Start DATA FOR THIS TASK
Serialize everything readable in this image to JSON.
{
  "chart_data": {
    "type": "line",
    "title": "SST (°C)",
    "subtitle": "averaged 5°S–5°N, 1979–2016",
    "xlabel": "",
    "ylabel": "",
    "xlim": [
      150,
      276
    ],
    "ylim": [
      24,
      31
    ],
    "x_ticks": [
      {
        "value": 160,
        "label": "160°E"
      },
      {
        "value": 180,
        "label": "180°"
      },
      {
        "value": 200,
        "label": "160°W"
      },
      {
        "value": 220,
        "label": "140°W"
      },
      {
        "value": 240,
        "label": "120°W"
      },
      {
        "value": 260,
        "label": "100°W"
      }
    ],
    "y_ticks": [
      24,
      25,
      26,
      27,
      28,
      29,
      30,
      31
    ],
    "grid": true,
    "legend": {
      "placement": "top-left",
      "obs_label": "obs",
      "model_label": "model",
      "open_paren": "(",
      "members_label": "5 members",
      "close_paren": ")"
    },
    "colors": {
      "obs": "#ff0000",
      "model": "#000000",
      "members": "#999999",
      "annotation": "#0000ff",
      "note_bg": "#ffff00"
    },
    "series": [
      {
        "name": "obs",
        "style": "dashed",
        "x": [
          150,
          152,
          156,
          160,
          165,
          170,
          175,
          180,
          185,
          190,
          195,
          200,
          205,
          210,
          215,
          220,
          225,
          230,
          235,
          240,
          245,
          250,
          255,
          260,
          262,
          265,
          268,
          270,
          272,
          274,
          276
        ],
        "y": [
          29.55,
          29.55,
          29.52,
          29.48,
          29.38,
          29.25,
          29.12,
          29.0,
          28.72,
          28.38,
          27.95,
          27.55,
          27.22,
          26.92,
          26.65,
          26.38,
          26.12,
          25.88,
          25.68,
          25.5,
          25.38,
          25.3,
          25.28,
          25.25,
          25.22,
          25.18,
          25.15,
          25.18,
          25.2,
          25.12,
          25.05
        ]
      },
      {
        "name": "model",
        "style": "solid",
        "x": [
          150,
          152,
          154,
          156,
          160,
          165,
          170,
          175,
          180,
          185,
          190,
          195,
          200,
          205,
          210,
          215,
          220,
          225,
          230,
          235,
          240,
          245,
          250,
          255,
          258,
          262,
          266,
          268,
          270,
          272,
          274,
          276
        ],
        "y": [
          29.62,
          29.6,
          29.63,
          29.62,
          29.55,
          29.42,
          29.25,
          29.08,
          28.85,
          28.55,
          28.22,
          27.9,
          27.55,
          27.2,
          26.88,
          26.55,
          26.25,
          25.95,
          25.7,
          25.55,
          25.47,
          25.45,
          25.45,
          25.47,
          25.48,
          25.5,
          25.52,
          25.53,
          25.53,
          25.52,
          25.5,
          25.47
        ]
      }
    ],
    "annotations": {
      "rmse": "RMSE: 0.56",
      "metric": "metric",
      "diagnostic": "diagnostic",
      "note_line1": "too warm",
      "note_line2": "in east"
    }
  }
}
End DATA FOR THIS TASK
> _WHAT THE TASK ASKS_
Each entry above is to be set down again in exactly the same words.

> _WRITTEN RESPONSE_
Serialize everything readable in this image to JSON.
{
  "chart_data": {
    "type": "line",
    "title": "SST (°C)",
    "subtitle": "averaged 5°S–5°N, 1979–2016",
    "xlabel": "",
    "ylabel": "",
    "xlim": [
      150,
      276
    ],
    "ylim": [
      24,
      31
    ],
    "x_ticks": [
      {
        "value": 160,
        "label": "160°E"
      },
      {
        "value": 180,
        "label": "180°"
      },
      {
        "value": 200,
        "label": "160°W"
      },
      {
        "value": 220,
        "label": "140°W"
      },
      {
        "value": 240,
        "label": "120°W"
      },
      {
        "value": 260,
        "label": "100°W"
      }
    ],
    "y_ticks": [
      24,
      25,
      26,
      27,
      28,
      29,
      30,
      31
    ],
    "grid": true,
    "legend": {
      "placement": "top-left",
      "obs_label": "obs",
      "model_label": "model",
      "open_paren": "(",
      "members_label": "5 members",
      "close_paren": ")"
    },
    "colors": {
      "obs": "#ff0000",
      "model": "#000000",
      "members": "#999999",
      "annotation": "#0000ff",
      "note_bg": "#ffff00"
    },
    "series": [
      {
        "name": "obs",
        "style": "dashed",
        "x": [
          150,
          152,
          156,
          160,
          165,
          170,
          175,
          180,
          185,
          190,
          195,
          200,
          205,
          210,
          215,
          220,
          225,
          230,
          235,
          240,
          245,
          250,
          255,
          260,
          262,
          265,
          268,
          270,
          272,
          274,
          276
        ],
        "y": [
          29.55,
          29.55,
          29.52,
          29.48,
          29.38,
          29.25,
          29.12,
          29.0,
          28.72,
          28.38,
          27.95,
          27.55,
          27.22,
          26.92,
          26.65,
          26.38,
          26.12,
          25.88,
          25.68,
          25.5,
          25.38,
          25.3,
          25.28,
          25.25,
          25.22,
          25.18,
          25.15,
          25.18,
          25.2,
          25.12,
          25.05
        ]
      },
      {
        "name": "model",
        "style": "solid",
        "x": [
          150,
          152,
          154,
          156,
          160,
          165,
          170,
          175,
          180,
          185,
          190,
          195,
          200,
          205,
          210,
          215,
          220,
          225,
          230,
          235,
          240,
          245,
          250,
          255,
          258,
          262,
          266,
          268,
          270,
          272,
          274,
          276
        ],
        "y": [
          29.62,
          29.6,
          29.63,
          29.62,
          29.55,
          29.42,
          29.25,
          29.08,
          28.85,
          28.55,
          28.22,
          27.9,
          27.55,
          27.2,
          26.88,
          26.55,
          26.25,
          25.95,
          25.7,
          25.55,
          25.47,
          25.45,
          25.45,
          25.47,
          25.48,
          25.5,
          25.52,
          25.53,
          25.53,
          25.52,
          25.5,
          25.47
        ]
      }
    ],
    "annotations": {
      "rmse": "RMSE: 0.56",
      "metric": "metric",
      "diagnostic": "diagnostic",
      "note_line1": "too warm",
      "note_line2": "in east"
    }
  }
}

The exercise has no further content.